---- Source data

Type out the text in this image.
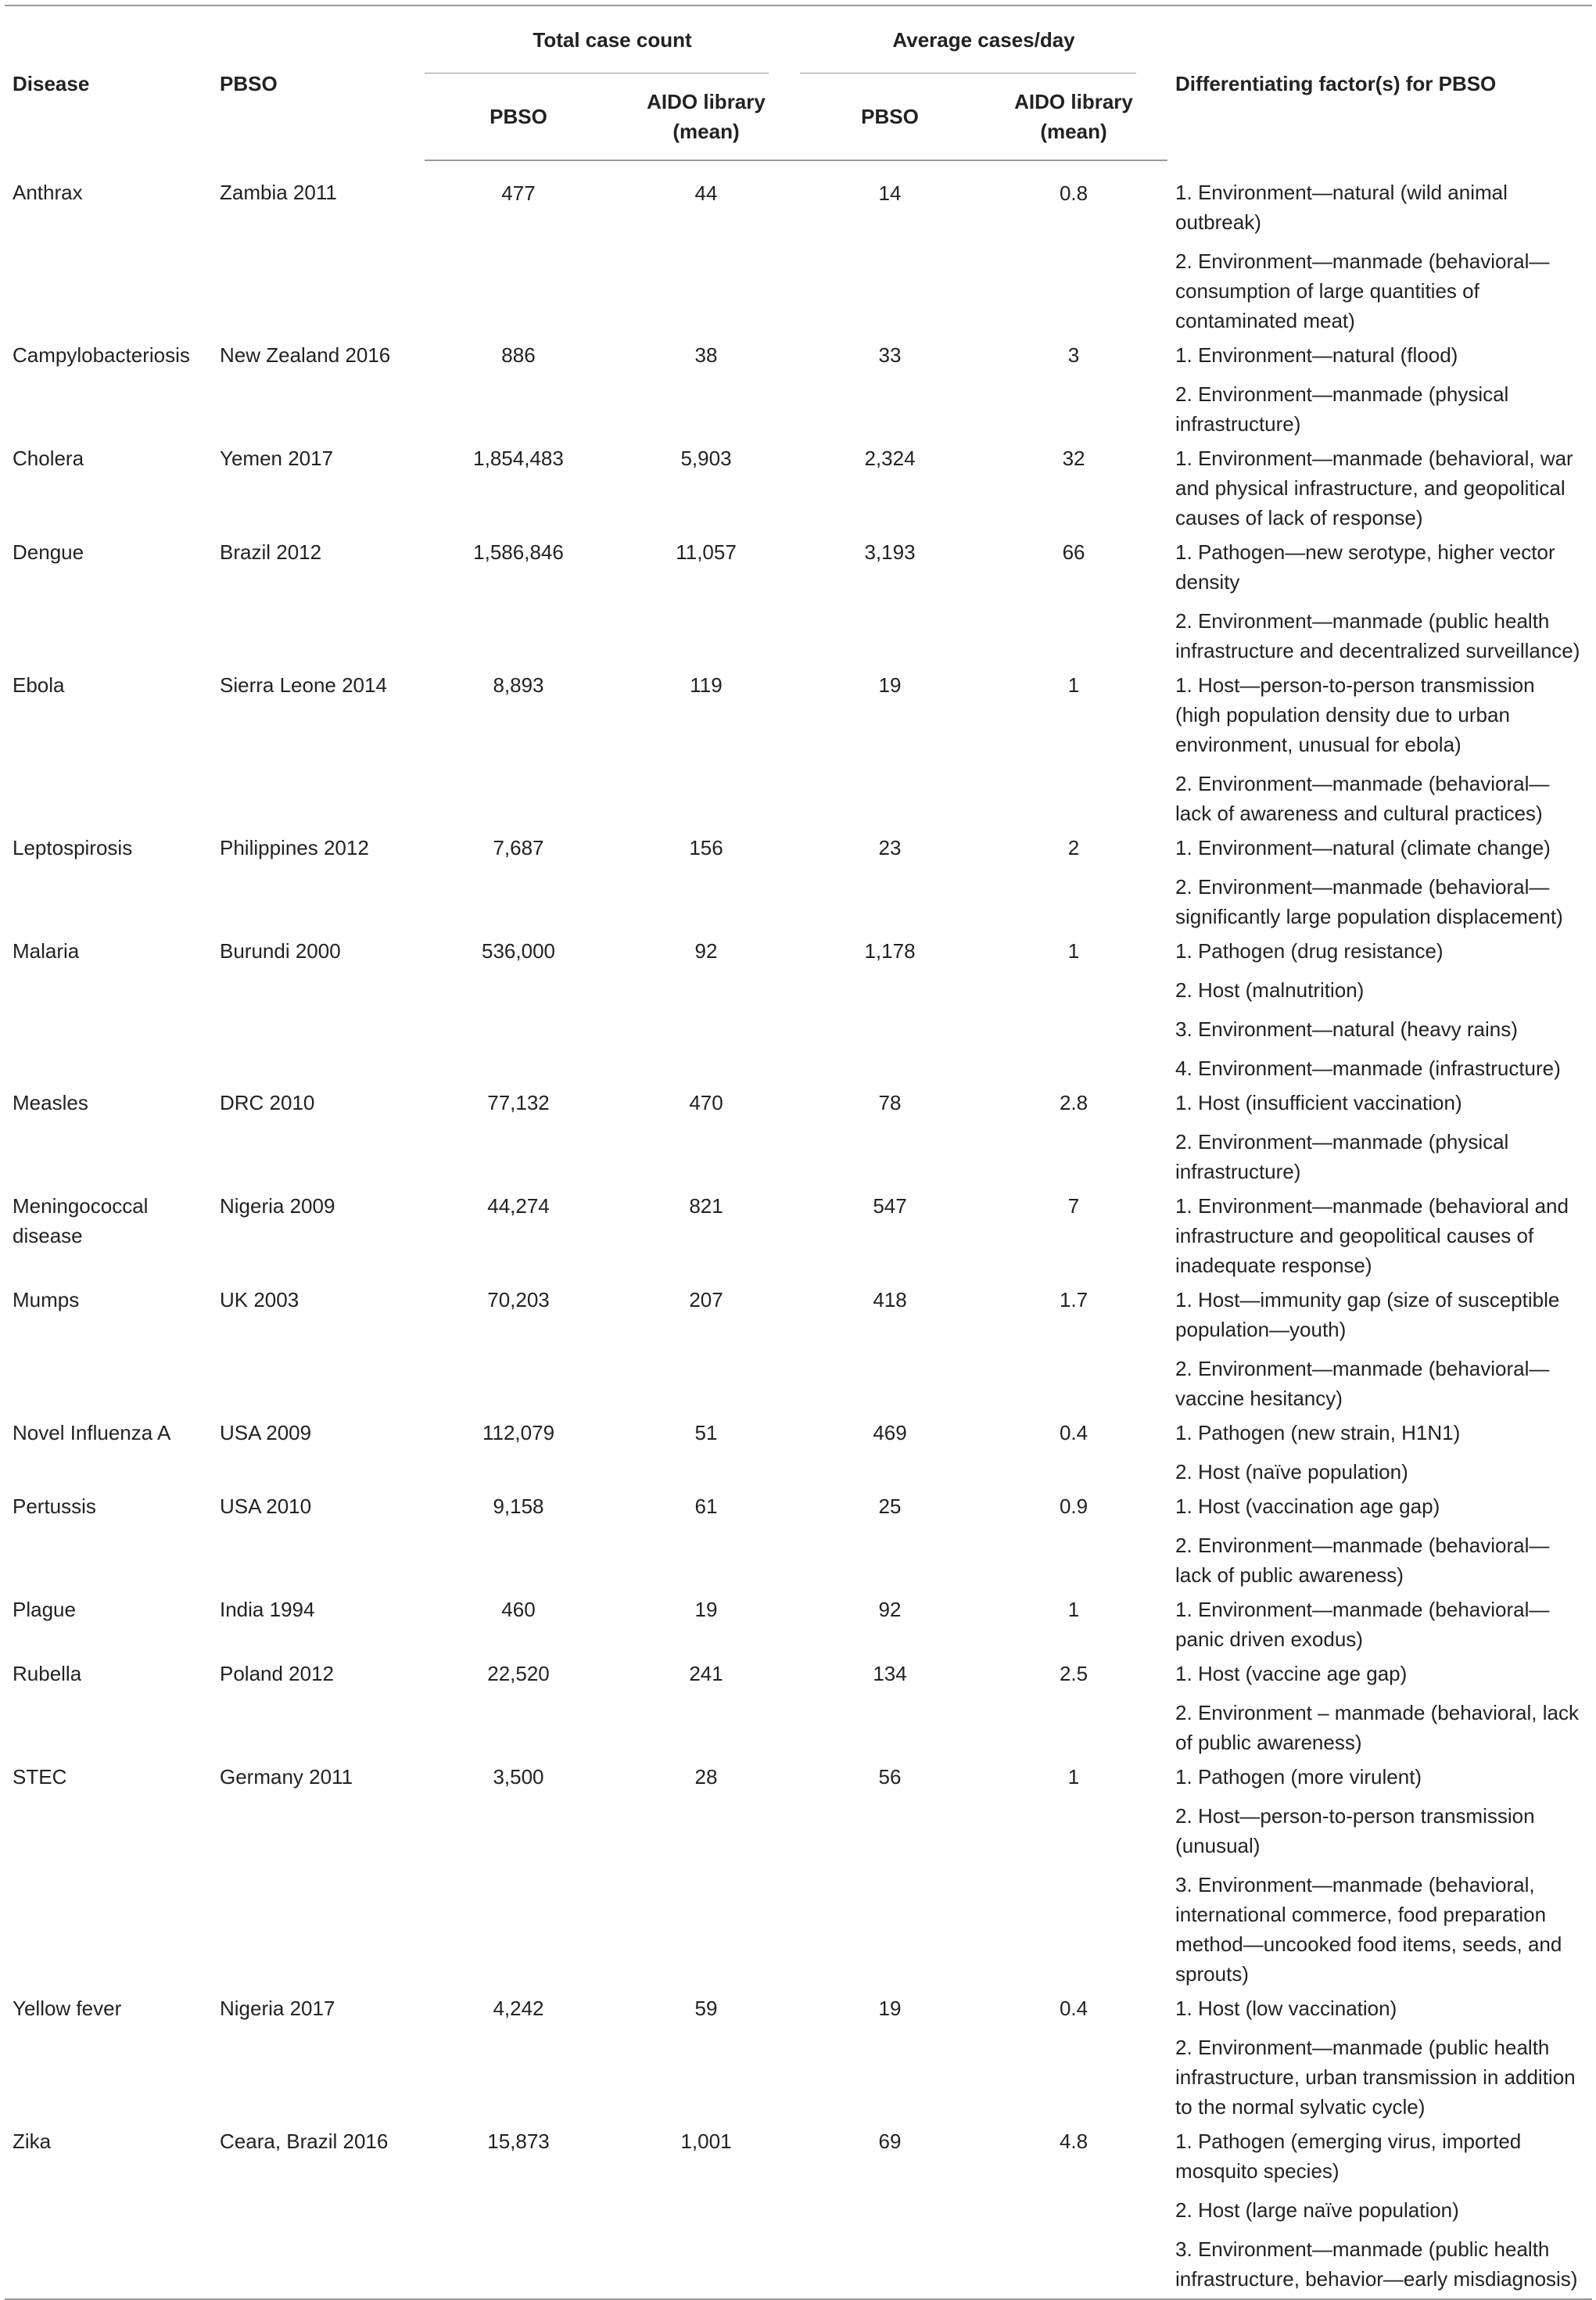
Disease	PBSO	Total case count		Average cases/day		Differentiating factor(s) for PBSO
		PBSO	AIDO library (mean)	PBSO	AIDO library (mean)	
Anthrax	Zambia 2011	477	44	14	0.8	1. Environment—natural (wild animal outbreak)
2. Environment—manmade (behavioral—consumption of large quantities of contaminated meat)

Campylobacteriosis	New Zealand 2016	886	38	33	3	1. Environment—natural (flood)
2. Environment—manmade (physical infrastructure)

Cholera	Yemen 2017	1,854,483	5,903	2,324	32	1. Environment—manmade (behavioral, war and physical infrastructure, and geopolitical causes of lack of response)

Dengue	Brazil 2012	1,586,846	11,057	3,193	66	1. Pathogen—new serotype, higher vector density
2. Environment—manmade (public health infrastructure and decentralized surveillance)

Ebola	Sierra Leone 2014	8,893	119	19	1	1. Host—person-to-person transmission (high population density due to urban environment, unusual for ebola)
2. Environment—manmade (behavioral—lack of awareness and cultural practices)

Leptospirosis	Philippines 2012	7,687	156	23	2	1. Environment—natural (climate change)
2. Environment—manmade (behavioral—significantly large population displacement)

Malaria	Burundi 2000	536,000	92	1,178	1	1. Pathogen (drug resistance)
2. Host (malnutrition)
3. Environment—natural (heavy rains)
4. Environment—manmade (infrastructure)

Measles	DRC 2010	77,132	470	78	2.8	1. Host (insufficient vaccination)
2. Environment—manmade (physical infrastructure)

Meningococcal disease	Nigeria 2009	44,274	821	547	7	1. Environment—manmade (behavioral and infrastructure and geopolitical causes of inadequate response)

Mumps	UK 2003	70,203	207	418	1.7	1. Host—immunity gap (size of susceptible population—youth)
2. Environment—manmade (behavioral—vaccine hesitancy)

Novel Influenza A	USA 2009	112,079	51	469	0.4	1. Pathogen (new strain, H1N1)
2. Host (naïve population)

Pertussis	USA 2010	9,158	61	25	0.9	1. Host (vaccination age gap)
2. Environment—manmade (behavioral—lack of public awareness)

Plague	India 1994	460	19	92	1	1. Environment—manmade (behavioral—panic driven exodus)

Rubella	Poland 2012	22,520	241	134	2.5	1. Host (vaccine age gap)
2. Environment – manmade (behavioral, lack of public awareness)

STEC	Germany 2011	3,500	28	56	1	1. Pathogen (more virulent)
2. Host—person-to-person transmission (unusual)
3. Environment—manmade (behavioral, international commerce, food preparation method—uncooked food items, seeds, and sprouts)

Yellow fever	Nigeria 2017	4,242	59	19	0.4	1. Host (low vaccination)
2. Environment—manmade (public health infrastructure, urban transmission in addition to the normal sylvatic cycle)

Zika	Ceara, Brazil 2016	15,873	1,001	69	4.8	1. Pathogen (emerging virus, imported mosquito species)
2. Host (large naïve population)
3. Environment—manmade (public health infrastructure, behavior—early misdiagnosis)
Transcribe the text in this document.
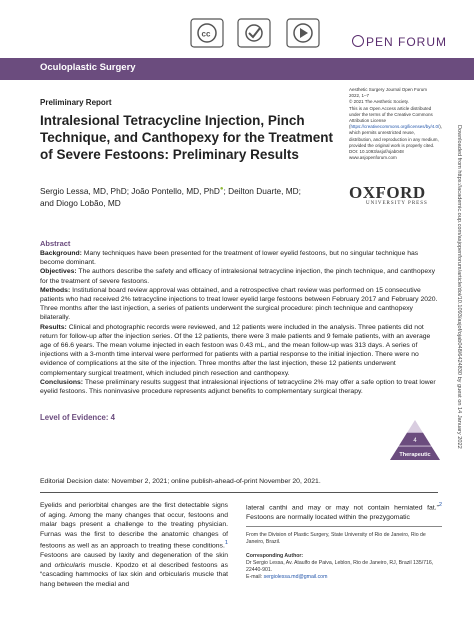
cc
PEN FORUM
Oculoplastic Surgery
Preliminary Report
Intralesional Tetracycline Injection, Pinch Technique, and Canthopexy for the Treatment of Severe Festoons: Preliminary Results
Sergio Lessa, MD, PhD; João Pontello, MD, PhD●; Deilton Duarte, MD;
and Diogo Lobão, MD
Aesthetic Surgery Journal Open Forum 2022, 1–7
© 2021 The Aesthetic Society.
This is an Open Access article distributed under the terms of the Creative Commons Attribution License (https://creativecommons.org/licenses/by/4.0/), which permits unrestricted reuse, distribution, and reproduction in any medium, provided the original work is properly cited.
DOI: 10.1093/asjof/ojab048
www.asjopenforum.com
OXFORD
UNIVERSITY PRESS
Abstract

Background: Many techniques have been presented for the treatment of lower eyelid festoons, but no singular technique has become dominant.

Objectives: The authors describe the safety and efficacy of intralesional tetracycline injection, the pinch technique, and canthopexy for the treatment of severe festoons.

Methods: Institutional board review approval was obtained, and a retrospective chart review was performed on 15 consecutive patients who had received 2% tetracycline injections to treat lower eyelid large festoons between February 2017 and February 2020. Three months after the last injection, a series of patients underwent the surgical procedure: pinch technique and canthopexy bilaterally.

Results: Clinical and photographic records were reviewed, and 12 patients were included in the analysis. Three patients did not return for follow-up after the injection series. Of the 12 patients, there were 3 male patients and 9 female patients, with an average age of 66.6 years. The mean volume injected in each festoon was 0.43 mL, and the mean follow-up was 313 days. A series of injections with a 3-month time interval were performed for patients with a partial response to the initial injection. There were no evidence of complications at the site of the injection. Three months after the last injection, these 12 patients underwent complementary surgical treatment, which included pinch resection and canthopexy.

Conclusions: These preliminary results suggest that intralesional injections of tetracycline 2% may offer a safe option to treat lower eyelid festoons. This noninvasive procedure represents adjunct benefits to complementary surgical therapy.

Level of Evidence: 4
4
Therapeutic
Editorial Decision date: November 2, 2021; online publish-ahead-of-print November 20, 2021.
Eyelids and periorbital changes are the first detectable signs of aging. Among the many changes that occur, festoons and malar bags present a challenge to the treating physician. Furnas was the first to describe the anatomic changes of festoons as well as an approach to treating these conditions.$^1$ Festoons are caused by laxity and degeneration of the skin and orbicularis muscle. Kpodzo et al described festoons as “cascading hammocks of lax skin and orbicularis muscle that hang between the medial and
lateral canthi and may or may not contain herniated fat.”$^2$ Festoons are normally located within the prezygomatic
From the Division of Plastic Surgery, State University of Rio de Janeiro, Rio de Janeiro, Brazil.
Corresponding Author:
Dr Sergio Lessa, Av. Ataulfo de Paiva, Leblon, Rio de Janeiro, RJ, Brazil 135/716, 22440-901.
E-mail: sergiolessa.md@gmail.com
Downloaded from https://academic.oup.com/asjopenforum/article/doi/10.1093/asjof/ojab048/6424830 by guest on 14 January 2022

--------

--- Description of the task ---
Copy all lines above where "Janeiro" is present.

--- Solution to this task ---
From the Division of Plastic Surgery, State University of Rio de Janeiro, Rio de Janeiro, Brazil.
Dr Sergio Lessa, Av. Ataulfo de Paiva, Leblon, Rio de Janeiro, RJ, Brazil 135/716, 22440-901.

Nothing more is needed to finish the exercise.